*** RECORDS FOR THE TASK ***

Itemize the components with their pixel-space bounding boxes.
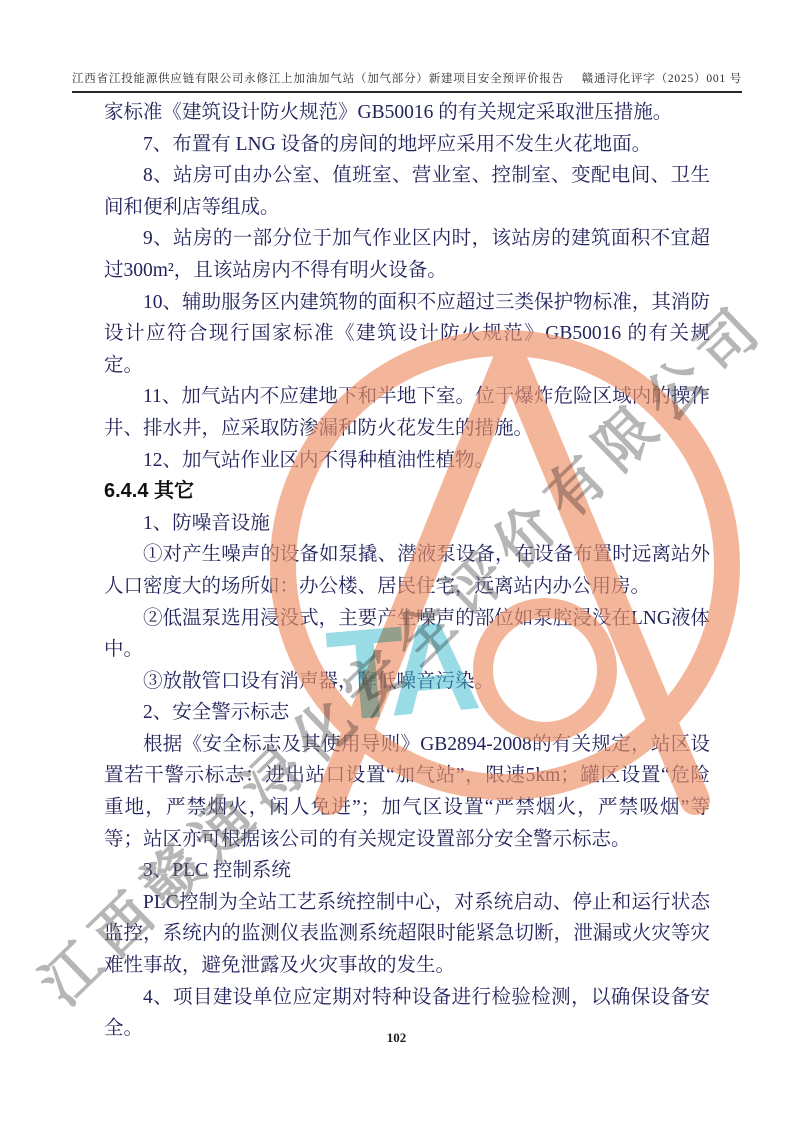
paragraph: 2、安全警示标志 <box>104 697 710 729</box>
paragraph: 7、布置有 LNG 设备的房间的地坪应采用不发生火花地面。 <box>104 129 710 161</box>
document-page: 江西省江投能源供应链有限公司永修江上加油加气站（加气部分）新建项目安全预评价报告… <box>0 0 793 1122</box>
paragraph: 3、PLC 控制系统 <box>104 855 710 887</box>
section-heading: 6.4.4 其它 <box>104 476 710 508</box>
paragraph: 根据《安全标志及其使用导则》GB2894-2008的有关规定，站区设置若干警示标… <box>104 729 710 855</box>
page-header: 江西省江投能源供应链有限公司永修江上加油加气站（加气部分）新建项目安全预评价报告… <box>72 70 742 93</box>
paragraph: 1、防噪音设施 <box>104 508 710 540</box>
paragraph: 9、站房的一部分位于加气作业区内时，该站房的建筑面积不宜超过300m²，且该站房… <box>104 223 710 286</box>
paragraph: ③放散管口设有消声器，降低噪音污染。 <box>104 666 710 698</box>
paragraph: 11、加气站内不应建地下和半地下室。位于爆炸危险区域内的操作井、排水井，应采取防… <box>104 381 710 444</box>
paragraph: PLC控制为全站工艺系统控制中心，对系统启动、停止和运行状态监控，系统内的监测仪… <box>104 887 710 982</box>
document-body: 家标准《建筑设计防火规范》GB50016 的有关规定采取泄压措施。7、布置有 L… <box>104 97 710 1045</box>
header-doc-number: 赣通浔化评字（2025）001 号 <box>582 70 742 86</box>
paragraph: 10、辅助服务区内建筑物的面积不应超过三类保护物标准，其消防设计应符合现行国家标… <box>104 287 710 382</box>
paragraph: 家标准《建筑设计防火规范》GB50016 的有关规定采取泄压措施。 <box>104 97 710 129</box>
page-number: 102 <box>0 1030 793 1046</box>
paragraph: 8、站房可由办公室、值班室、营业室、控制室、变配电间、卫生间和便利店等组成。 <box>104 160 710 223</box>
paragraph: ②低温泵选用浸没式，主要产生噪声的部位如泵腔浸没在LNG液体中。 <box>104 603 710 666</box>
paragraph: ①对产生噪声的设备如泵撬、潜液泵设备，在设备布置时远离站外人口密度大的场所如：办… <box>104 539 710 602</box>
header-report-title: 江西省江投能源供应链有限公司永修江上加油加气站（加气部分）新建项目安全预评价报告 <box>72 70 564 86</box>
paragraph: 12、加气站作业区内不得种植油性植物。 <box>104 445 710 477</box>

***

Please retype every line of the records above word for word, leaving out the pictures.

Itemize the components with their pixel-space bounding boxes.
paragraph: 2、安全警示标志 <box>104 697 710 729</box>
paragraph: 7、布置有 LNG 设备的房间的地坪应采用不发生火花地面。 <box>104 129 710 161</box>
document-page: 江西省江投能源供应链有限公司永修江上加油加气站（加气部分）新建项目安全预评价报告… <box>0 0 793 1122</box>
paragraph: 3、PLC 控制系统 <box>104 855 710 887</box>
section-heading: 6.4.4 其它 <box>104 476 710 508</box>
paragraph: 根据《安全标志及其使用导则》GB2894-2008的有关规定，站区设置若干警示标… <box>104 729 710 855</box>
page-header: 江西省江投能源供应链有限公司永修江上加油加气站（加气部分）新建项目安全预评价报告… <box>72 70 742 93</box>
paragraph: 1、防噪音设施 <box>104 508 710 540</box>
paragraph: 9、站房的一部分位于加气作业区内时，该站房的建筑面积不宜超过300m²，且该站房… <box>104 223 710 286</box>
paragraph: ③放散管口设有消声器，降低噪音污染。 <box>104 666 710 698</box>
paragraph: 11、加气站内不应建地下和半地下室。位于爆炸危险区域内的操作井、排水井，应采取防… <box>104 381 710 444</box>
paragraph: PLC控制为全站工艺系统控制中心，对系统启动、停止和运行状态监控，系统内的监测仪… <box>104 887 710 982</box>
document-body: 家标准《建筑设计防火规范》GB50016 的有关规定采取泄压措施。7、布置有 L… <box>104 97 710 1045</box>
header-doc-number: 赣通浔化评字（2025）001 号 <box>582 70 742 86</box>
paragraph: 10、辅助服务区内建筑物的面积不应超过三类保护物标准，其消防设计应符合现行国家标… <box>104 287 710 382</box>
paragraph: 家标准《建筑设计防火规范》GB50016 的有关规定采取泄压措施。 <box>104 97 710 129</box>
page-number: 102 <box>0 1030 793 1046</box>
paragraph: 8、站房可由办公室、值班室、营业室、控制室、变配电间、卫生间和便利店等组成。 <box>104 160 710 223</box>
paragraph: ②低温泵选用浸没式，主要产生噪声的部位如泵腔浸没在LNG液体中。 <box>104 603 710 666</box>
paragraph: ①对产生噪声的设备如泵撬、潜液泵设备，在设备布置时远离站外人口密度大的场所如：办… <box>104 539 710 602</box>
header-report-title: 江西省江投能源供应链有限公司永修江上加油加气站（加气部分）新建项目安全预评价报告 <box>72 70 564 86</box>
paragraph: 12、加气站作业区内不得种植油性植物。 <box>104 445 710 477</box>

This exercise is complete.